----- Extracted information
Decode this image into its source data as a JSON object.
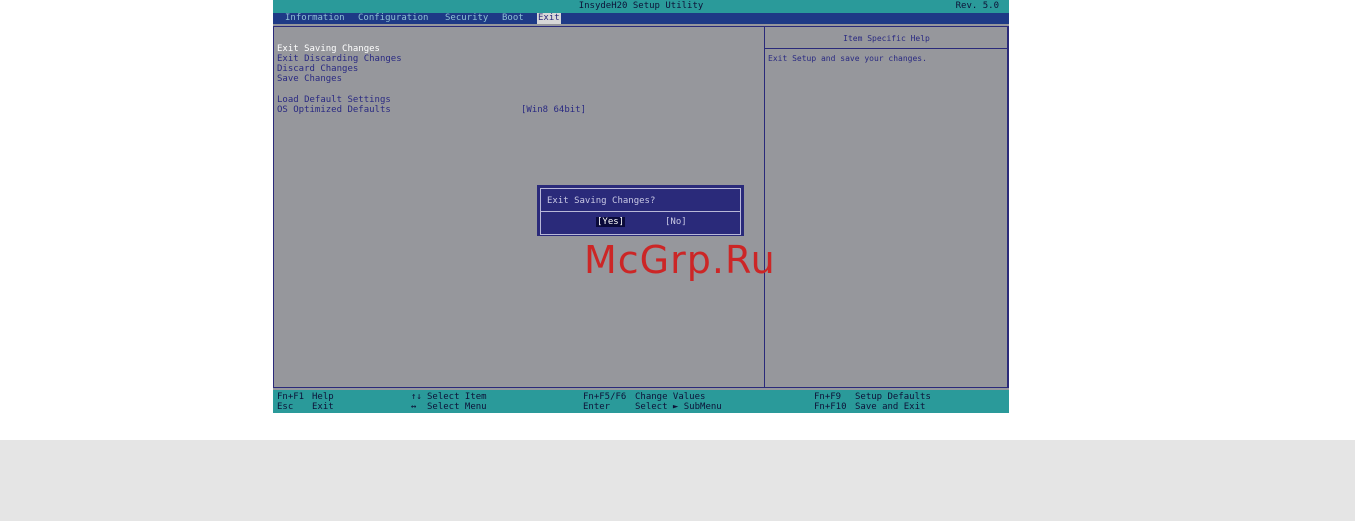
{
  "titlebar": {
    "title": "InsydeH20 Setup Utility",
    "revision": "Rev. 5.0"
  },
  "menu": {
    "tabs": [
      "Information",
      "Configuration",
      "Security",
      "Boot",
      "Exit"
    ],
    "active": "Exit"
  },
  "exit_items": [
    "Exit Saving Changes",
    "Exit Discarding Changes",
    "Discard Changes",
    "Save Changes",
    "Load Default Settings",
    "OS Optimized Defaults"
  ],
  "os_optimized_value": "[Win8 64bit]",
  "help": {
    "title": "Item Specific Help",
    "text": "Exit Setup and save your changes."
  },
  "dialog": {
    "title": "Exit Saving Changes?",
    "yes": "[Yes]",
    "no": "[No]"
  },
  "status": [
    {
      "key": "Fn+F1",
      "action": "Help"
    },
    {
      "key": "Esc",
      "action": "Exit"
    },
    {
      "key": "↑↓",
      "action": "Select Item"
    },
    {
      "key": "↔",
      "action": "Select Menu"
    },
    {
      "key": "Fn+F5/F6",
      "action": "Change Values"
    },
    {
      "key": "Enter",
      "action": "Select ► SubMenu"
    },
    {
      "key": "Fn+F9",
      "action": "Setup Defaults"
    },
    {
      "key": "Fn+F10",
      "action": "Save and Exit"
    }
  ],
  "watermark": "McGrp.Ru",
  "colors": {
    "teal": "#2a9a9a",
    "navy": "#2a2a7a",
    "panel": "#96979c",
    "watermark": "#cc2626"
  }
}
----------
Given instruction:
What is the number of lines in this listing that contain the word "Setup"? Answer with that number and nothing else.

Correct answer:
3